- **Your goal**
Please copy all the lines that follow, word for word.

- **Data extract**
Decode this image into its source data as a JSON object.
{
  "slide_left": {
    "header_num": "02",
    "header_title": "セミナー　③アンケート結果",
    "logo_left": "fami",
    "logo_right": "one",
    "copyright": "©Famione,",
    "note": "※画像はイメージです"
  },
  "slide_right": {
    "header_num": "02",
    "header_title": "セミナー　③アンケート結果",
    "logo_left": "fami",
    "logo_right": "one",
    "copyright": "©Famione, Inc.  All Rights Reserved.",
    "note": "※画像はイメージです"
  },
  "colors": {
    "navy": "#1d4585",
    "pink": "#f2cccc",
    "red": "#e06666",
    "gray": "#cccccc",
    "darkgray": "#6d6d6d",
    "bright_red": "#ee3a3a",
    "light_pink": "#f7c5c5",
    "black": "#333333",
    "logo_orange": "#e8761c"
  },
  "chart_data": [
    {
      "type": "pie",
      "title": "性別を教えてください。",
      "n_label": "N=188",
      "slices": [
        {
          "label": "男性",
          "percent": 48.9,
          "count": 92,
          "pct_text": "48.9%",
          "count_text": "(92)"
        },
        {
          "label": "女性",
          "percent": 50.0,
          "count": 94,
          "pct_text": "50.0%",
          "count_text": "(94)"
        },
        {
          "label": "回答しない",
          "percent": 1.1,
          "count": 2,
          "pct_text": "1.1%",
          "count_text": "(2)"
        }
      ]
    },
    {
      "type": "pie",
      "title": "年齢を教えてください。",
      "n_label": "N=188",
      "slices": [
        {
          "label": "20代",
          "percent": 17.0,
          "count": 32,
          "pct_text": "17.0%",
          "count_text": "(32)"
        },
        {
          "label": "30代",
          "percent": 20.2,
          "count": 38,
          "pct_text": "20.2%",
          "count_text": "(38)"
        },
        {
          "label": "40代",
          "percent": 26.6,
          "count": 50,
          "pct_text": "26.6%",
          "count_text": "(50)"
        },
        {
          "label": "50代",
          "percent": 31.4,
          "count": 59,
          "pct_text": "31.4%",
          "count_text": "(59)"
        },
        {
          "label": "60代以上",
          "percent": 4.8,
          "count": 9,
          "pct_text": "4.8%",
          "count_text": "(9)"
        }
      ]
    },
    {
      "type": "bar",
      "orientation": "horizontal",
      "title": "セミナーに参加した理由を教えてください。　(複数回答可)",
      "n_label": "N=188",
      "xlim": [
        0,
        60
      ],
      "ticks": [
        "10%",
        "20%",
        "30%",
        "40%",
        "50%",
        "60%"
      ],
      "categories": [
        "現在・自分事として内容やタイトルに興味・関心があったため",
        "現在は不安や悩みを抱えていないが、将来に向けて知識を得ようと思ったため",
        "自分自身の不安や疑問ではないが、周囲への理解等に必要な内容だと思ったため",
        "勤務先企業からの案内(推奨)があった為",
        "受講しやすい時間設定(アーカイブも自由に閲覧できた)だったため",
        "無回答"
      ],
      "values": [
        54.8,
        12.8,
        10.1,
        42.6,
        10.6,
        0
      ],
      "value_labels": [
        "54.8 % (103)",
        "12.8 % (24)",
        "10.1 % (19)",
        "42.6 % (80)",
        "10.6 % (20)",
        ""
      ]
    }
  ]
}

- **Task solution**
Decode this image into its source data as a JSON object.
{
  "slide_left": {
    "header_num": "02",
    "header_title": "セミナー　③アンケート結果",
    "logo_left": "fami",
    "logo_right": "one",
    "copyright": "©Famione,",
    "note": "※画像はイメージです"
  },
  "slide_right": {
    "header_num": "02",
    "header_title": "セミナー　③アンケート結果",
    "logo_left": "fami",
    "logo_right": "one",
    "copyright": "©Famione, Inc.  All Rights Reserved.",
    "note": "※画像はイメージです"
  },
  "colors": {
    "navy": "#1d4585",
    "pink": "#f2cccc",
    "red": "#e06666",
    "gray": "#cccccc",
    "darkgray": "#6d6d6d",
    "bright_red": "#ee3a3a",
    "light_pink": "#f7c5c5",
    "black": "#333333",
    "logo_orange": "#e8761c"
  },
  "chart_data": [
    {
      "type": "pie",
      "title": "性別を教えてください。",
      "n_label": "N=188",
      "slices": [
        {
          "label": "男性",
          "percent": 48.9,
          "count": 92,
          "pct_text": "48.9%",
          "count_text": "(92)"
        },
        {
          "label": "女性",
          "percent": 50.0,
          "count": 94,
          "pct_text": "50.0%",
          "count_text": "(94)"
        },
        {
          "label": "回答しない",
          "percent": 1.1,
          "count": 2,
          "pct_text": "1.1%",
          "count_text": "(2)"
        }
      ]
    },
    {
      "type": "pie",
      "title": "年齢を教えてください。",
      "n_label": "N=188",
      "slices": [
        {
          "label": "20代",
          "percent": 17.0,
          "count": 32,
          "pct_text": "17.0%",
          "count_text": "(32)"
        },
        {
          "label": "30代",
          "percent": 20.2,
          "count": 38,
          "pct_text": "20.2%",
          "count_text": "(38)"
        },
        {
          "label": "40代",
          "percent": 26.6,
          "count": 50,
          "pct_text": "26.6%",
          "count_text": "(50)"
        },
        {
          "label": "50代",
          "percent": 31.4,
          "count": 59,
          "pct_text": "31.4%",
          "count_text": "(59)"
        },
        {
          "label": "60代以上",
          "percent": 4.8,
          "count": 9,
          "pct_text": "4.8%",
          "count_text": "(9)"
        }
      ]
    },
    {
      "type": "bar",
      "orientation": "horizontal",
      "title": "セミナーに参加した理由を教えてください。　(複数回答可)",
      "n_label": "N=188",
      "xlim": [
        0,
        60
      ],
      "ticks": [
        "10%",
        "20%",
        "30%",
        "40%",
        "50%",
        "60%"
      ],
      "categories": [
        "現在・自分事として内容やタイトルに興味・関心があったため",
        "現在は不安や悩みを抱えていないが、将来に向けて知識を得ようと思ったため",
        "自分自身の不安や疑問ではないが、周囲への理解等に必要な内容だと思ったため",
        "勤務先企業からの案内(推奨)があった為",
        "受講しやすい時間設定(アーカイブも自由に閲覧できた)だったため",
        "無回答"
      ],
      "values": [
        54.8,
        12.8,
        10.1,
        42.6,
        10.6,
        0
      ],
      "value_labels": [
        "54.8 % (103)",
        "12.8 % (24)",
        "10.1 % (19)",
        "42.6 % (80)",
        "10.6 % (20)",
        ""
      ]
    }
  ]
}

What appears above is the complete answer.